▶ _What to do_: How many lines of the records below contain the word "heading"? Answer with the number alone.

Stored data entries
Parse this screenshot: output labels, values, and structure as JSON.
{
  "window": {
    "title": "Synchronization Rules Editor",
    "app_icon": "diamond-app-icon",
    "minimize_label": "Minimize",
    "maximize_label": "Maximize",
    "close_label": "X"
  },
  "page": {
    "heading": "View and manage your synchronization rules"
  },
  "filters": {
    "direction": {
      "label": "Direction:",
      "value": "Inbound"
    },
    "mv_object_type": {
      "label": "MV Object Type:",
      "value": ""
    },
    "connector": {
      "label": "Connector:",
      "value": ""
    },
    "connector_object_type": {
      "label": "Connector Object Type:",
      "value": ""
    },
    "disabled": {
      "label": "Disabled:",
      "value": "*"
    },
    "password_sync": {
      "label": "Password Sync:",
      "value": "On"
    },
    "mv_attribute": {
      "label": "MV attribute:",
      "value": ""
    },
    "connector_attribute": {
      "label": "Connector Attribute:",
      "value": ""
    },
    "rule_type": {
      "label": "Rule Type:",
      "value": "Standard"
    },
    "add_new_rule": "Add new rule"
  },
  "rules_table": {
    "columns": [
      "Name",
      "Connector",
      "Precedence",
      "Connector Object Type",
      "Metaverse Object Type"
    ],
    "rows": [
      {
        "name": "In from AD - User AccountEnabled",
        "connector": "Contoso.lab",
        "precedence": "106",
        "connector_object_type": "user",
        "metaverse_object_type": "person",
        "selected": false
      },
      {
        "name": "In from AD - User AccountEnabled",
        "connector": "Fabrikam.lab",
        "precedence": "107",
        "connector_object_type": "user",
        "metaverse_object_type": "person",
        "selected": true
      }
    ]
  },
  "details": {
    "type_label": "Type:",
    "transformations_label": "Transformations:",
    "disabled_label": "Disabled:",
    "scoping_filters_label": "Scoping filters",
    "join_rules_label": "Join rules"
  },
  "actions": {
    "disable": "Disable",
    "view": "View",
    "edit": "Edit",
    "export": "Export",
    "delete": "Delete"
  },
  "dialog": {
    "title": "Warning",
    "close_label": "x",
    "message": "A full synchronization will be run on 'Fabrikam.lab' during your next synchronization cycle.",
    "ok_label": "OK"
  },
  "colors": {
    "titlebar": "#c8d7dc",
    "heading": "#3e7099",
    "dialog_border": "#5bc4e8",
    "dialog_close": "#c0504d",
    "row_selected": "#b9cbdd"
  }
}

▶ _Final answer_: 2